Written task:
Copy out the lines that include the word "this".

━━━━━━━━━━━━━━━━━━━━━━━━━━━━━━

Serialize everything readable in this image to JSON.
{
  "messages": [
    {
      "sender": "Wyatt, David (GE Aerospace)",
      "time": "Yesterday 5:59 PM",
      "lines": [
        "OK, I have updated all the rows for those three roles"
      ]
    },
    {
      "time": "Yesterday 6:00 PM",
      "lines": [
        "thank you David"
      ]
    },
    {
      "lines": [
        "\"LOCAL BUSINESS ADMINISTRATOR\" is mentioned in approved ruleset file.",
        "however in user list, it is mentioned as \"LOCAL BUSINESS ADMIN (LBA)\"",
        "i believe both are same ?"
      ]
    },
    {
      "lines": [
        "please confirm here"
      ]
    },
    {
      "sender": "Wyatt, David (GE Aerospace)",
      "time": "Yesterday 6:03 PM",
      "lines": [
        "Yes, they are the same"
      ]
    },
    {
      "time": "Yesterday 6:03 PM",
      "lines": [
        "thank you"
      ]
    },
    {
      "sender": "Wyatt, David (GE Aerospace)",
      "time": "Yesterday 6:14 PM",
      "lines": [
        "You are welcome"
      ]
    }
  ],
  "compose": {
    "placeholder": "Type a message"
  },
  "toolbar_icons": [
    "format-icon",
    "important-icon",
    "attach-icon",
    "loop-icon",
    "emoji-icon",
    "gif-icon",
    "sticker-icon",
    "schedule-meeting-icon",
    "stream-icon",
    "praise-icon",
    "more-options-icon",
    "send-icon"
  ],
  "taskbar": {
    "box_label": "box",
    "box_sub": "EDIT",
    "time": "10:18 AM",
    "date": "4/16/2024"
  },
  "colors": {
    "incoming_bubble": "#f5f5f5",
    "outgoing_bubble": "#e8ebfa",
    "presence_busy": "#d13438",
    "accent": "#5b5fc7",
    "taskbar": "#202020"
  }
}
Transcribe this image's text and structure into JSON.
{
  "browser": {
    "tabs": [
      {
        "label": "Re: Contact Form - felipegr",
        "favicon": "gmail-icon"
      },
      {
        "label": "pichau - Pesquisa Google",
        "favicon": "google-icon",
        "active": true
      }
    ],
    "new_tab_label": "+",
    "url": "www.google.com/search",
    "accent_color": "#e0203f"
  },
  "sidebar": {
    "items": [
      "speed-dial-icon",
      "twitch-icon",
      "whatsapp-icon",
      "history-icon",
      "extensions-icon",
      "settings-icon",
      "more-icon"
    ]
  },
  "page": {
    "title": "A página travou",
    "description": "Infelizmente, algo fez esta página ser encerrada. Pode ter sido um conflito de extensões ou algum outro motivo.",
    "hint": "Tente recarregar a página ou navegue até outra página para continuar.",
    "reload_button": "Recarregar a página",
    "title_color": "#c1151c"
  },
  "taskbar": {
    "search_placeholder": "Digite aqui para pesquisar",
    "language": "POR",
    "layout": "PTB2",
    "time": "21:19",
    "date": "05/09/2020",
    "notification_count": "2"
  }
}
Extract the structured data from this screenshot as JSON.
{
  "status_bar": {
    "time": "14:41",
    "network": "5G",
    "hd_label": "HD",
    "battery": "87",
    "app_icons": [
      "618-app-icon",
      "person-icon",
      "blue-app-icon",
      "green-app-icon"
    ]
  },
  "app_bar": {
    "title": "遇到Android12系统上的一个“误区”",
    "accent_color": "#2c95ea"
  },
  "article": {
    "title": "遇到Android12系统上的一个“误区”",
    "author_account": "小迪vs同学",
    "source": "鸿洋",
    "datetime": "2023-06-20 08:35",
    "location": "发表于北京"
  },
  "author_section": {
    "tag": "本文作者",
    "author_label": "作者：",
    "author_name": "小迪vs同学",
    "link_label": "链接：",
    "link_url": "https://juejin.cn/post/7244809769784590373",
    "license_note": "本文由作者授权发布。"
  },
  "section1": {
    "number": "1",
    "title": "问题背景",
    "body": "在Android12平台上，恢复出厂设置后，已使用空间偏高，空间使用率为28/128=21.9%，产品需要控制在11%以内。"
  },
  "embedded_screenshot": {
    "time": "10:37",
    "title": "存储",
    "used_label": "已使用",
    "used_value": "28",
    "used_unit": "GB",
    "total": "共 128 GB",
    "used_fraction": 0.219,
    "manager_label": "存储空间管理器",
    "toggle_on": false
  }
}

━━━━━━━━━━━━━━━━━━━━━━━━━━━━━━

Finished exercise:
Serialize everything readable in this image to JSON.
Transcribe this image's text and structure into JSON.
Extract the structured data from this screenshot as JSON.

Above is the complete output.